* **WHAT TO WORK ON**:
Only lines with the string "YELLOW" matter here; gather them from the material below.

* **SOURCE MATERIAL**:
>>>>>

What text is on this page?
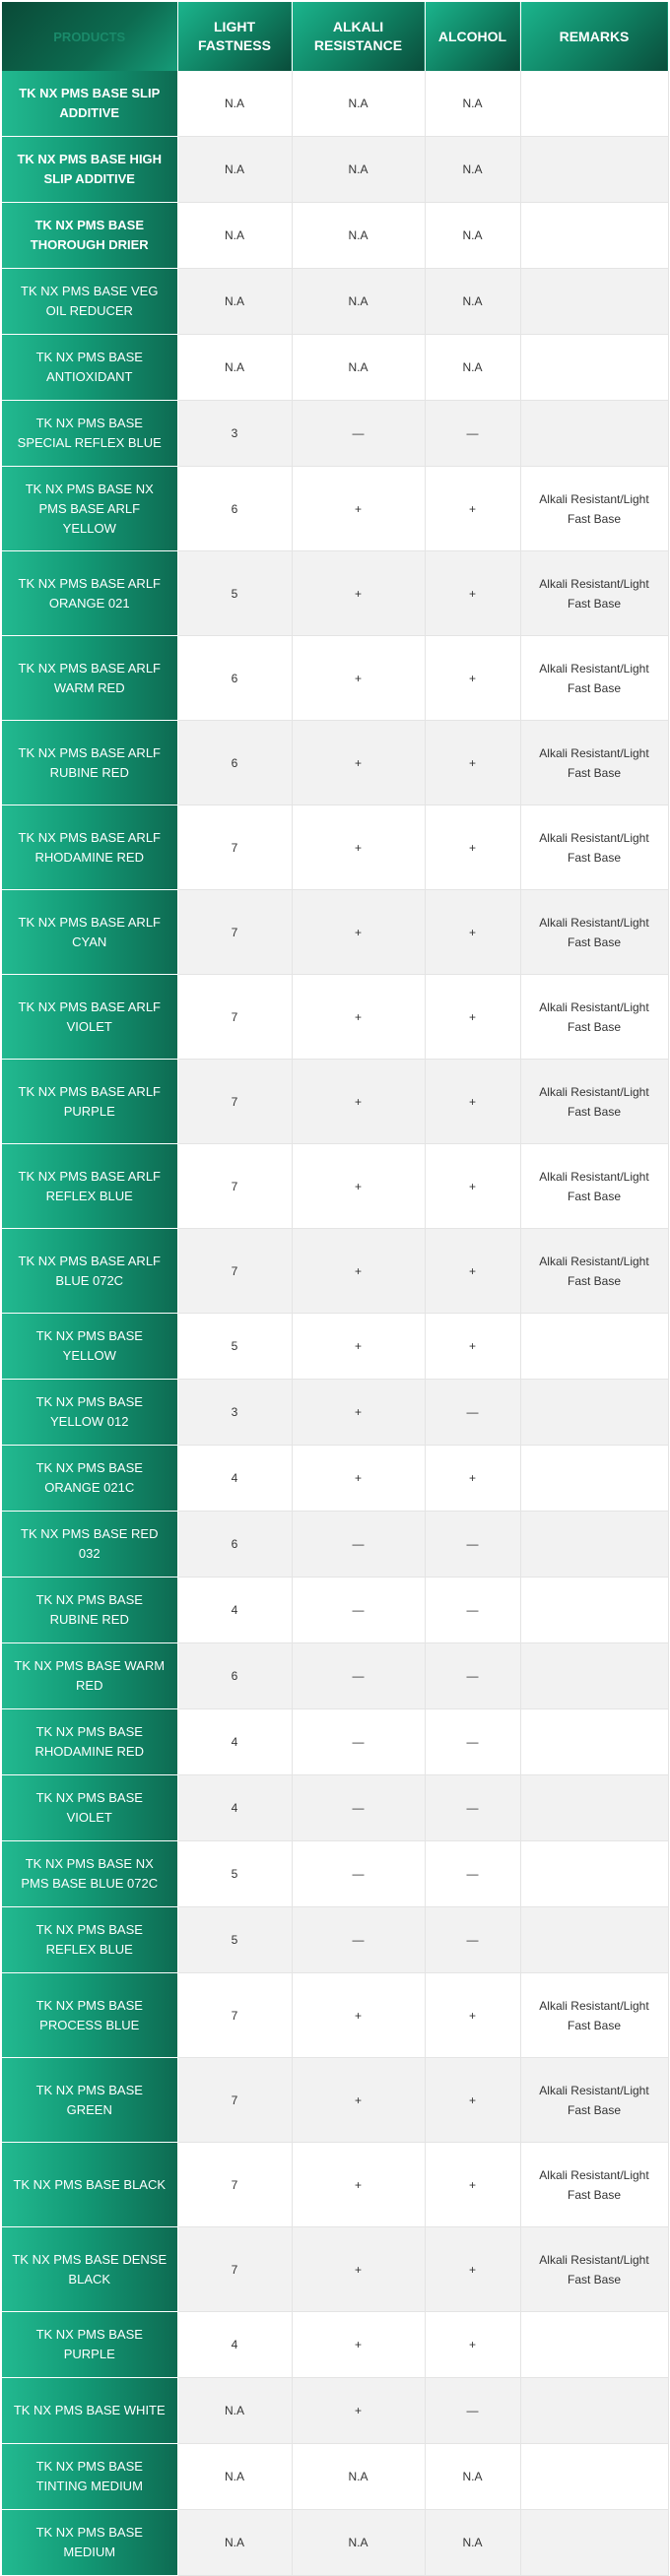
PRODUCTS	LIGHT FASTNESS	ALKALI RESISTANCE	ALCOHOL	REMARKS
TK NX PMS BASE SLIP ADDITIVE	N.A	N.A	N.A	
TK NX PMS BASE HIGH SLIP ADDITIVE	N.A	N.A	N.A	
TK NX PMS BASE THOROUGH DRIER	N.A	N.A	N.A	
TK NX PMS BASE VEG OIL REDUCER	N.A	N.A	N.A	
TK NX PMS BASE ANTIOXIDANT	N.A	N.A	N.A	
TK NX PMS BASE SPECIAL REFLEX BLUE	3	—	—	
TK NX PMS BASE NX PMS BASE ARLF YELLOW	6	+	+	Alkali Resistant/Light Fast Base
TK NX PMS BASE ARLF ORANGE 021	5	+	+	Alkali Resistant/Light Fast Base
TK NX PMS BASE ARLF WARM RED	6	+	+	Alkali Resistant/Light Fast Base
TK NX PMS BASE ARLF RUBINE RED	6	+	+	Alkali Resistant/Light Fast Base
TK NX PMS BASE ARLF RHODAMINE RED	7	+	+	Alkali Resistant/Light Fast Base
TK NX PMS BASE ARLF CYAN	7	+	+	Alkali Resistant/Light Fast Base
TK NX PMS BASE ARLF VIOLET	7	+	+	Alkali Resistant/Light Fast Base
TK NX PMS BASE ARLF PURPLE	7	+	+	Alkali Resistant/Light Fast Base
TK NX PMS BASE ARLF REFLEX BLUE	7	+	+	Alkali Resistant/Light Fast Base
TK NX PMS BASE ARLF BLUE 072C	7	+	+	Alkali Resistant/Light Fast Base
TK NX PMS BASE YELLOW	5	+	+	
TK NX PMS BASE YELLOW 012	3	+	—	
TK NX PMS BASE ORANGE 021C	4	+	+	
TK NX PMS BASE RED 032	6	—	—	
TK NX PMS BASE RUBINE RED	4	—	—	
TK NX PMS BASE WARM RED	6	—	—	
TK NX PMS BASE RHODAMINE RED	4	—	—	
TK NX PMS BASE VIOLET	4	—	—	
TK NX PMS BASE NX PMS BASE BLUE 072C	5	—	—	
TK NX PMS BASE REFLEX BLUE	5	—	—	
TK NX PMS BASE PROCESS BLUE	7	+	+	Alkali Resistant/Light Fast Base
TK NX PMS BASE GREEN	7	+	+	Alkali Resistant/Light Fast Base
TK NX PMS BASE BLACK	7	+	+	Alkali Resistant/Light Fast Base
TK NX PMS BASE DENSE BLACK	7	+	+	Alkali Resistant/Light Fast Base
TK NX PMS BASE PURPLE	4	+	+	
TK NX PMS BASE WHITE	N.A	+	—	
TK NX PMS BASE TINTING MEDIUM	N.A	N.A	N.A	
TK NX PMS BASE MEDIUM	N.A	N.A	N.A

<<<<<

* **WRITTEN ANSWER**:
TK NX PMS BASE NX PMS BASE ARLF YELLOW	6	+	+	Alkali Resistant/Light Fast Base
TK NX PMS BASE YELLOW	5	+	+	
TK NX PMS BASE YELLOW 012	3	+	—	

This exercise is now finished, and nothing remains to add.